-- begin Records provided --

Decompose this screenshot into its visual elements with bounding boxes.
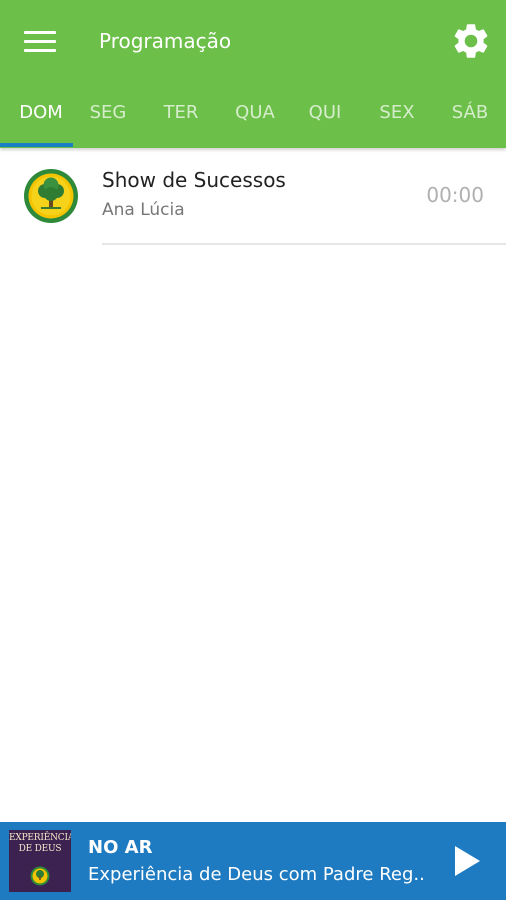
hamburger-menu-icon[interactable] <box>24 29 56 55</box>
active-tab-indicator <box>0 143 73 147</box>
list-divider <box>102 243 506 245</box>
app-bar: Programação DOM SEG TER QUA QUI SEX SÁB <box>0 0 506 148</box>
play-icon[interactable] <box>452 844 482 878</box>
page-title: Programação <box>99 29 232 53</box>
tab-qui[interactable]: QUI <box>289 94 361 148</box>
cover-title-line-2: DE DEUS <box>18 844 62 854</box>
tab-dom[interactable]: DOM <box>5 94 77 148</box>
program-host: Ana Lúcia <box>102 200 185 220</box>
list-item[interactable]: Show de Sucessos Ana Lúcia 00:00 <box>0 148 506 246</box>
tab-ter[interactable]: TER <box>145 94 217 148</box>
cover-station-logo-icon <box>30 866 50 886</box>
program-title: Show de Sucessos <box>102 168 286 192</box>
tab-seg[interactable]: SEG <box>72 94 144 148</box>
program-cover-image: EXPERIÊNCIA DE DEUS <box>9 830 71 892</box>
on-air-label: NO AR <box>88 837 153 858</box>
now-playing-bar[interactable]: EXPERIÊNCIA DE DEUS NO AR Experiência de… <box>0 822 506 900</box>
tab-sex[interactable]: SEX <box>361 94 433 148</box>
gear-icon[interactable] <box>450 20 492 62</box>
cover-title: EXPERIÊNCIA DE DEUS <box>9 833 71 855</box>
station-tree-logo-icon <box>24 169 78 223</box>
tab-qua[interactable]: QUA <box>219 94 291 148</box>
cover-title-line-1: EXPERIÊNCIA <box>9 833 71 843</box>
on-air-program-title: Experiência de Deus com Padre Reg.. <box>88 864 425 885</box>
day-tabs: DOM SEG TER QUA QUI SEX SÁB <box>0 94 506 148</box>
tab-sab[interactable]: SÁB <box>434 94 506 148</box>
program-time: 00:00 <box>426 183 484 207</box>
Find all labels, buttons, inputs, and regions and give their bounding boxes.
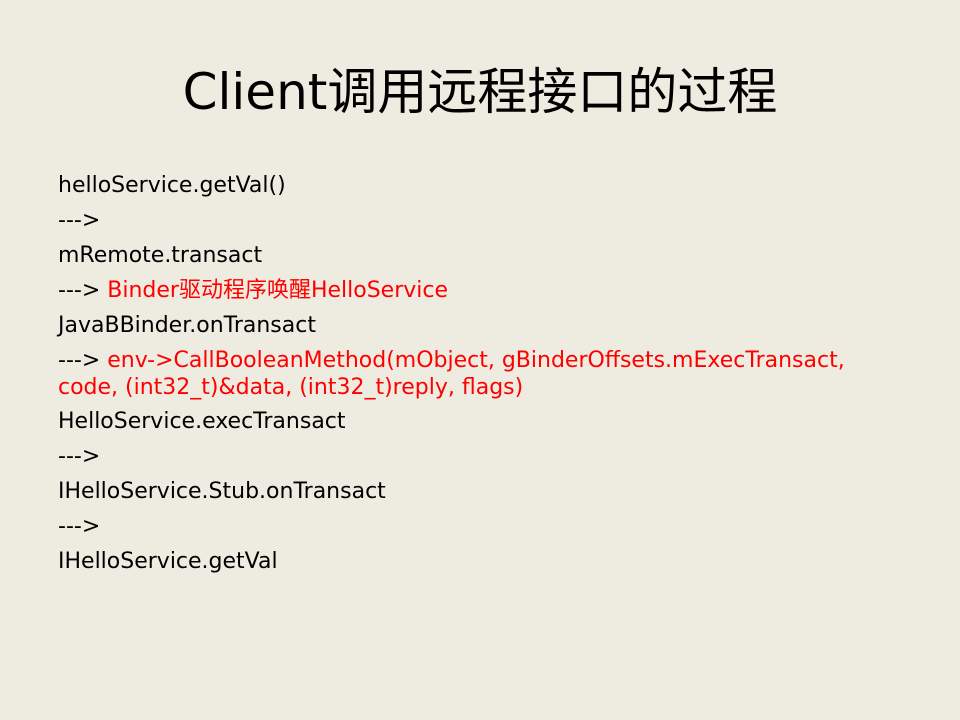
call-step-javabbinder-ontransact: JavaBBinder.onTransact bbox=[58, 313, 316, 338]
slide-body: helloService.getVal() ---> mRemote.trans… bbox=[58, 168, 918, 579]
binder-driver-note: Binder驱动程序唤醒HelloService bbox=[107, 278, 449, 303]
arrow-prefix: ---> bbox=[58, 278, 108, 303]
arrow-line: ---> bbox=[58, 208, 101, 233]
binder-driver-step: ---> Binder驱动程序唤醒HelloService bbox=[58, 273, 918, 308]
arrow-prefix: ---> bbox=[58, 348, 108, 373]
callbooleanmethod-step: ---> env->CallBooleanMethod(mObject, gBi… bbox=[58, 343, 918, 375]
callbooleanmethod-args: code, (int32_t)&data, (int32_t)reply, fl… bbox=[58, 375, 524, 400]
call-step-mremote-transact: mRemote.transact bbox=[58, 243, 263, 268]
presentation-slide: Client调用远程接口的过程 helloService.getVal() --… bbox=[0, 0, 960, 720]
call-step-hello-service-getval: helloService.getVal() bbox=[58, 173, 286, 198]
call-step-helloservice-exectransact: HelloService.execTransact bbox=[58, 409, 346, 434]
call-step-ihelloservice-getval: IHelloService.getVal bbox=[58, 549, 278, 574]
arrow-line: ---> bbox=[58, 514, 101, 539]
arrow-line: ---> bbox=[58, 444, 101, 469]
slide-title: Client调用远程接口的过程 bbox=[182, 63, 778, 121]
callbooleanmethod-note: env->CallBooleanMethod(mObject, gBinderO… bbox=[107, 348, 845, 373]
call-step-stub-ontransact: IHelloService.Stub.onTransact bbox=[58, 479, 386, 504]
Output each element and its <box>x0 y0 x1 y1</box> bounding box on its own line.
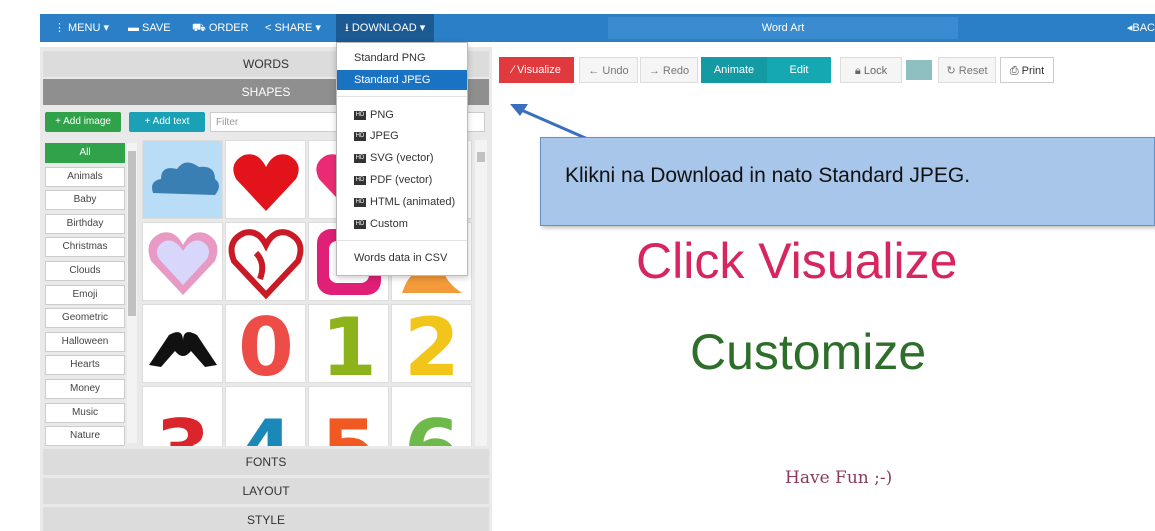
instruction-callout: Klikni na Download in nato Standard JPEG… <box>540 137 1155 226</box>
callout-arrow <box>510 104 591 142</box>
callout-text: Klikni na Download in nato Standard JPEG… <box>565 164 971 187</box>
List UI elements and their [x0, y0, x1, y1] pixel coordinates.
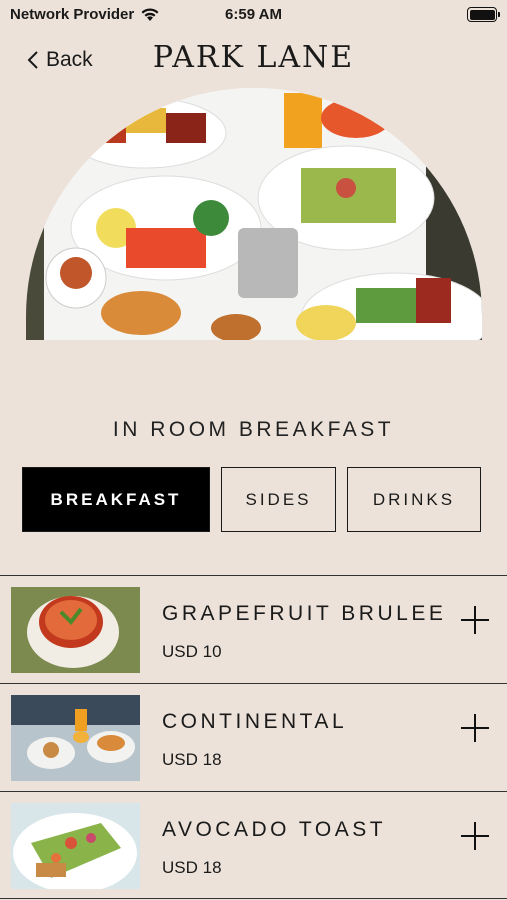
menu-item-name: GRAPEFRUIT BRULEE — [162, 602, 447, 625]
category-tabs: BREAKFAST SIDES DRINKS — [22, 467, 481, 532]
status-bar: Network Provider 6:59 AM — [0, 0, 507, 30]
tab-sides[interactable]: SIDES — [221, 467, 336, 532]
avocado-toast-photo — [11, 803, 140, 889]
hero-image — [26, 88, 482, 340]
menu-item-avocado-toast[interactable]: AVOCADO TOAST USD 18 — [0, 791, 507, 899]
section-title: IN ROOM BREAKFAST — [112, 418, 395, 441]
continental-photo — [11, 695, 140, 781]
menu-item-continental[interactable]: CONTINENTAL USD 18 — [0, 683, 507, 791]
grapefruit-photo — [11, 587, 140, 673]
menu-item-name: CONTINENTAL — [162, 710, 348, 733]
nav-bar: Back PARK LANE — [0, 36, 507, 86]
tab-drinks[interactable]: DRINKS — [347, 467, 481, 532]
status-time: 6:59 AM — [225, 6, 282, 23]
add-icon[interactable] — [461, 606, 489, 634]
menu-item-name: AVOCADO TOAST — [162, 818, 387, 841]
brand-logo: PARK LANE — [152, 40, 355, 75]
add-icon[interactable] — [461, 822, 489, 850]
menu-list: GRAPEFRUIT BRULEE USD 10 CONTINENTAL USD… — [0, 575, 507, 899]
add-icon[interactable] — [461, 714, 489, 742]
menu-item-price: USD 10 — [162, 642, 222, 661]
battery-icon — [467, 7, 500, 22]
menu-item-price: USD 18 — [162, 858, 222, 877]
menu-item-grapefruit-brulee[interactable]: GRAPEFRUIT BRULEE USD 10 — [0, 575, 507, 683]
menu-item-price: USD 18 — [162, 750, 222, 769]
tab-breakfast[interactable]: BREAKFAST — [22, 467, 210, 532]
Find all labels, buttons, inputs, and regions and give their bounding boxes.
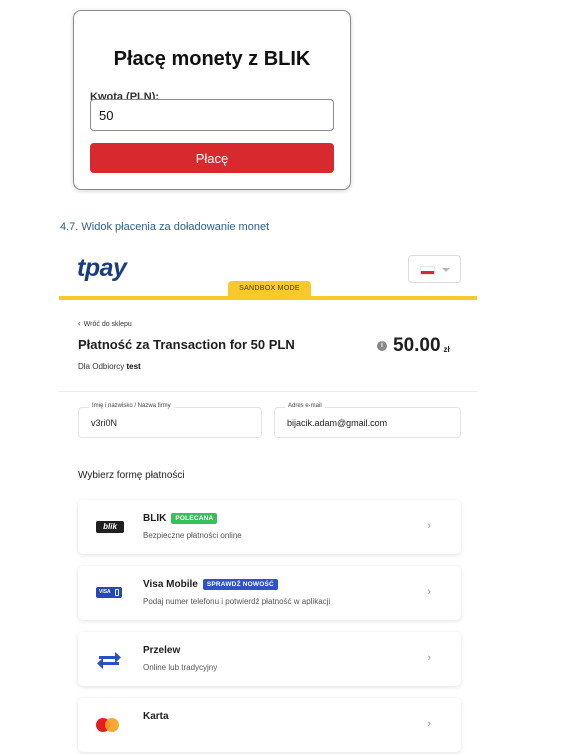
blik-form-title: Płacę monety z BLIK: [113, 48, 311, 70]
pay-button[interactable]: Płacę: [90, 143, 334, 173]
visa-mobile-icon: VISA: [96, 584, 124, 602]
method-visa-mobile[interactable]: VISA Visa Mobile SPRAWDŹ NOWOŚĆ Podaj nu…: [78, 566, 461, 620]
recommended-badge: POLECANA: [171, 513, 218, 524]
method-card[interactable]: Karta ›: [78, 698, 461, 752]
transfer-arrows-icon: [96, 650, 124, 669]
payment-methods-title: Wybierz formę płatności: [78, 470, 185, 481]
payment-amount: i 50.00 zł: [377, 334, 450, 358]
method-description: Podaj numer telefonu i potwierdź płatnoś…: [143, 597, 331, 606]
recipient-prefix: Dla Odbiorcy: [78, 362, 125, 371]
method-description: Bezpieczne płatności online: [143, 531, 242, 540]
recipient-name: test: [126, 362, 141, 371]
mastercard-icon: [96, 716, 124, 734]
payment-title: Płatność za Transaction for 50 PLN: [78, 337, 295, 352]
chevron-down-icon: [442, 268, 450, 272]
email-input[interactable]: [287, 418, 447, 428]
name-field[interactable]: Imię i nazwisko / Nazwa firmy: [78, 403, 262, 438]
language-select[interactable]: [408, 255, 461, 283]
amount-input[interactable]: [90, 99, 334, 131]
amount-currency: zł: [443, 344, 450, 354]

-- end Records provided --

### Goal
From the rows above, extract every line that contains the string "item", treating uppercase and lowercase letters as distinct.

### Result of the task
list-item[interactable]: Show de Sucessos Ana Lúcia 00:00 <box>0 148 506 246</box>
menu-item-name: GRAPEFRUIT BRULEE — [162, 602, 447, 625]
menu-item-avocado-toast[interactable]: AVOCADO TOAST USD 18 — [0, 791, 507, 899]
menu-item-continental[interactable]: CONTINENTAL USD 18 — [0, 683, 507, 791]
menu-item-name: CONTINENTAL — [162, 710, 348, 733]
menu-item-name: AVOCADO TOAST — [162, 818, 387, 841]
menu-item-price: USD 10 — [162, 642, 222, 661]
menu-item-price: USD 18 — [162, 858, 222, 877]
menu-item-grapefruit-brulee[interactable]: GRAPEFRUIT BRULEE USD 10 — [0, 575, 507, 683]
menu-item-price: USD 18 — [162, 750, 222, 769]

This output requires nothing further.